» **Stated problem**: Extend the essay below on French anti-Americanism by writing the passage that follows its last sentence, in the same tone and argument.

This winter's Franco-American split on Iraq is a political event of historic
magnitude. Yet, in some ways, it's only the culmination of two centuries
of simmering cultural antagonism between the old "allies." Anti-Americanism
has been a staple of French life since before America was a republic.
To be sure, George W. Bush, like Ronald Reagan before him, has a political
style that needlessly antagonizes "allies" and enemies alike.
The Bush administration's ham-handed policy on the Kyoto environmental
accord and the president's condescension toward the allied contributions
to Afghanistan have served to aggravate already inflamed European-American
tensions. With his down-home Texas style and seemingly simple-minded metaphors,
Bush is an easy man for politicians like French President Jacques Chirac
to despise.
Yet there's really nothing new about the latest wave of French anti-Americanism.

» **Information given**:
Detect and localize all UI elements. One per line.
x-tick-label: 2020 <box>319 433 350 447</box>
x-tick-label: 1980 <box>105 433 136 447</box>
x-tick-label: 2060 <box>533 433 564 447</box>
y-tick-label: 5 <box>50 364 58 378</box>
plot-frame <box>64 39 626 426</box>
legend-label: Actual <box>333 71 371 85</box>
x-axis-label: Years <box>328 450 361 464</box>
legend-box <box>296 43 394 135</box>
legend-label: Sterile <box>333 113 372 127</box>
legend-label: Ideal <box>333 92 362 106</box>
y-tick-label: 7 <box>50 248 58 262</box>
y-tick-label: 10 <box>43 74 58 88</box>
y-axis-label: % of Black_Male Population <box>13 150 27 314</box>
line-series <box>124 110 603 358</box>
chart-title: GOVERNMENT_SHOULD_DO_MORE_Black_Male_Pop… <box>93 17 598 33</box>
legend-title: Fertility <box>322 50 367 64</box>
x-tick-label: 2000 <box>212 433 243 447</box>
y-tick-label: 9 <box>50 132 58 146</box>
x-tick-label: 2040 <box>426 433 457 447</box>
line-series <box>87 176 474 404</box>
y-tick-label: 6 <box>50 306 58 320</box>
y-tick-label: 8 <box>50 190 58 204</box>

» **Reply**:
It long preceded Bush and Reagan, and often has had little to do with
the policies of any particular president. America annoyed the French from
the start. The recent runaway best-seller in France, 11 Septembre 2001:
L'effroyable imposture ("The Horrible Fraud"), by Thierry
Meyssan, which theorized that the U.S. military faked the 9/11 attack
on the Pentagon, has a long line of predecessors.
Anti-Americanism as a doctrine had its origins in the late 18th century
in the writing of the noted Enlightenment naturalist George-Louis Leclerc
de Buffon (one wonders whether an additional "o" is merited).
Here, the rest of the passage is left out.